[Begin]

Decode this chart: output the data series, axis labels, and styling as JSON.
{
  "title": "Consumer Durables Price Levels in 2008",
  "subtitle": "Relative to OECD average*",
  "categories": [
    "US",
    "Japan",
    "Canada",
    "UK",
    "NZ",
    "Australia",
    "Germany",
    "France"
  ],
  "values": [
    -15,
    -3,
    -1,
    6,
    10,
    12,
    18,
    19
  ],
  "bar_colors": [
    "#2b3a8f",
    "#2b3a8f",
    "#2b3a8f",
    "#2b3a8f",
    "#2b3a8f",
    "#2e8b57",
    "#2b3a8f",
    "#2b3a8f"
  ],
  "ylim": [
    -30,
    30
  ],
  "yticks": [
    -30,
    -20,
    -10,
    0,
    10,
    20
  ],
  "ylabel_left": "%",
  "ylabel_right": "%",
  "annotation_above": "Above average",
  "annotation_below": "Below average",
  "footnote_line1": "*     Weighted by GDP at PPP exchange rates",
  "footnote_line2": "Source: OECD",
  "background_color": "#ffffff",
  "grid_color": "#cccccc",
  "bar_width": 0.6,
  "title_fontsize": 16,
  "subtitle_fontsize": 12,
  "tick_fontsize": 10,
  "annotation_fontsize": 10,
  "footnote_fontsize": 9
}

[End]

Given instruction ->
Copy out all of the records shown above exactly.

Answer for this exercise ->
Decode this chart: output the data series, axis labels, and styling as JSON.
{
  "title": "Consumer Durables Price Levels in 2008",
  "subtitle": "Relative to OECD average*",
  "categories": [
    "US",
    "Japan",
    "Canada",
    "UK",
    "NZ",
    "Australia",
    "Germany",
    "France"
  ],
  "values": [
    -15,
    -3,
    -1,
    6,
    10,
    12,
    18,
    19
  ],
  "bar_colors": [
    "#2b3a8f",
    "#2b3a8f",
    "#2b3a8f",
    "#2b3a8f",
    "#2b3a8f",
    "#2e8b57",
    "#2b3a8f",
    "#2b3a8f"
  ],
  "ylim": [
    -30,
    30
  ],
  "yticks": [
    -30,
    -20,
    -10,
    0,
    10,
    20
  ],
  "ylabel_left": "%",
  "ylabel_right": "%",
  "annotation_above": "Above average",
  "annotation_below": "Below average",
  "footnote_line1": "*     Weighted by GDP at PPP exchange rates",
  "footnote_line2": "Source: OECD",
  "background_color": "#ffffff",
  "grid_color": "#cccccc",
  "bar_width": 0.6,
  "title_fontsize": 16,
  "subtitle_fontsize": 12,
  "tick_fontsize": 10,
  "annotation_fontsize": 10,
  "footnote_fontsize": 9
}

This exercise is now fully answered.